# [Directive]
Collect every line in the records below that contains the word "大胆发言".

# [Material provided]

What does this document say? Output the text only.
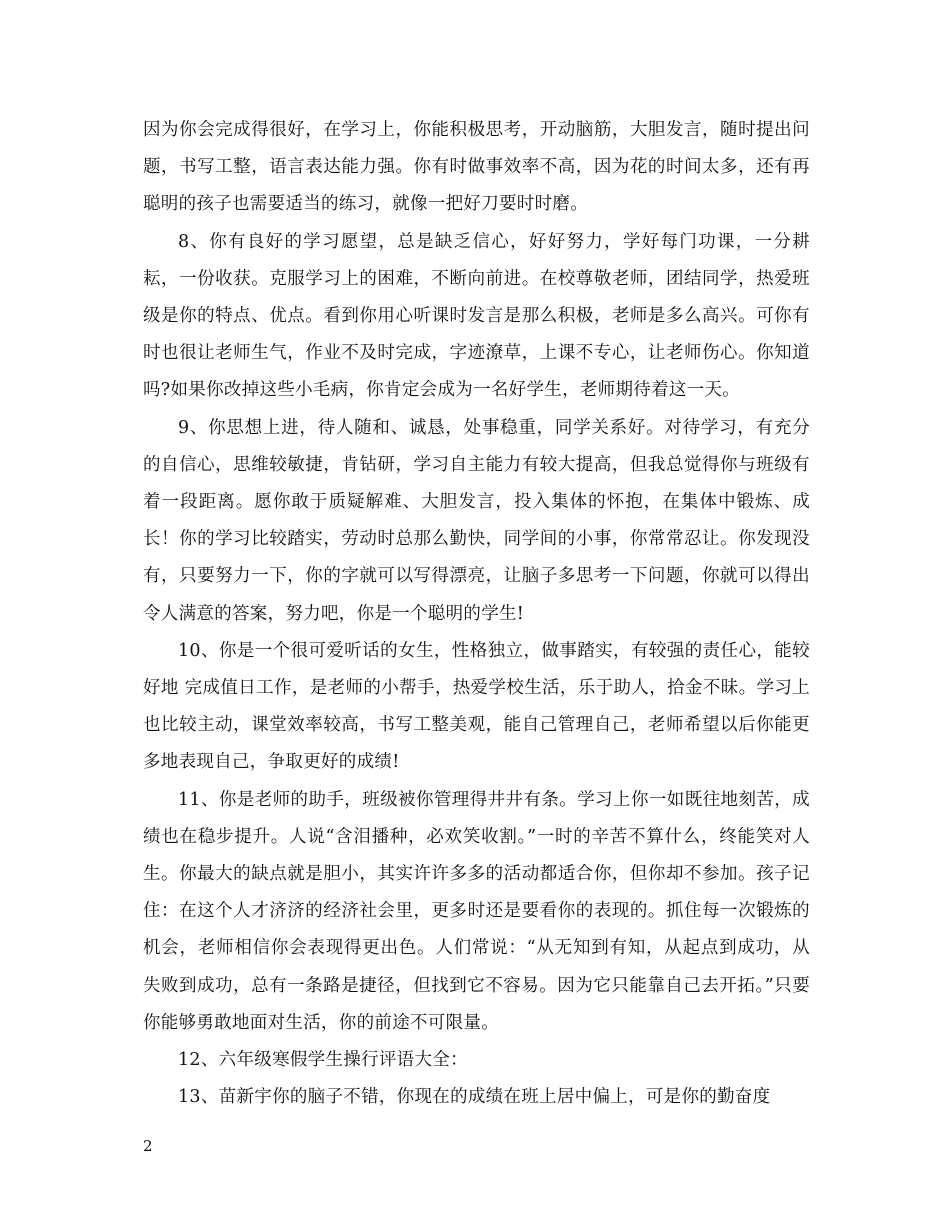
因为你会完成得很好，在学习上，你能积极思考，开动脑筋，大胆发言，随时提出问题，书写工整，语言表达能力强。你有时做事效率不高，因为花的时间太多，还有再聪明的孩子也需要适当的练习，就像一把好刀要时时磨。

8、你有良好的学习愿望，总是缺乏信心，好好努力，学好每门功课，一分耕耘，一份收获。克服学习上的困难，不断向前进。在校尊敬老师，团结同学，热爱班级是你的特点、优点。看到你用心听课时发言是那么积极，老师是多么高兴。可你有时也很让老师生气，作业不及时完成，字迹潦草，上课不专心，让老师伤心。你知道吗?如果你改掉这些小毛病，你肯定会成为一名好学生，老师期待着这一天。

9、你思想上进，待人随和、诚恳，处事稳重，同学关系好。对待学习，有充分的自信心，思维较敏捷，肯钻研，学习自主能力有较大提高，但我总觉得你与班级有着一段距离。愿你敢于质疑解难、大胆发言，投入集体的怀抱，在集体中锻炼、成长！你的学习比较踏实，劳动时总那么勤快，同学间的小事，你常常忍让。你发现没有，只要努力一下，你的字就可以写得漂亮，让脑子多思考一下问题，你就可以得出令人满意的答案，努力吧，你是一个聪明的学生!

10、你是一个很可爱听话的女生，性格独立，做事踏实，有较强的责任心，能较好地 完成值日工作，是老师的小帮手，热爱学校生活，乐于助人，拾金不昧。学习上也比较主动，课堂效率较高，书写工整美观，能自己管理自己，老师希望以后你能更多地表现自己，争取更好的成绩!

11、你是老师的助手，班级被你管理得井井有条。学习上你一如既往地刻苦，成绩也在稳步提升。人说“含泪播种，必欢笑收割。”一时的辛苦不算什么，终能笑对人生。你最大的缺点就是胆小，其实许许多多的活动都适合你，但你却不参加。孩子记住：在这个人才济济的经济社会里，更多时还是要看你的表现的。抓住每一次锻炼的机会，老师相信你会表现得更出色。人们常说：“从无知到有知，从起点到成功，从失败到成功，总有一条路是捷径，但找到它不容易。因为它只能靠自己去开拓。”只要你能够勇敢地面对生活，你的前途不可限量。

12、六年级寒假学生操行评语大全：

13、苗新宇你的脑子不错，你现在的成绩在班上居中偏上，可是你的勤奋度

2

# [Exercise answer]
因为你会完成得很好，在学习上，你能积极思考，开动脑筋，大胆发言，随时提出问题，书写工整，语言表达能力强。你有时做事效率不高，因为花的时间太多，还有再聪明的孩子也需要适当的练习，就像一把好刀要时时磨。
9、你思想上进，待人随和、诚恳，处事稳重，同学关系好。对待学习，有充分的自信心，思维较敏捷，肯钻研，学习自主能力有较大提高，但我总觉得你与班级有着一段距离。愿你敢于质疑解难、大胆发言，投入集体的怀抱，在集体中锻炼、成长！你的学习比较踏实，劳动时总那么勤快，同学间的小事，你常常忍让。你发现没有，只要努力一下，你的字就可以写得漂亮，让脑子多思考一下问题，你就可以得出令人满意的答案，努力吧，你是一个聪明的学生!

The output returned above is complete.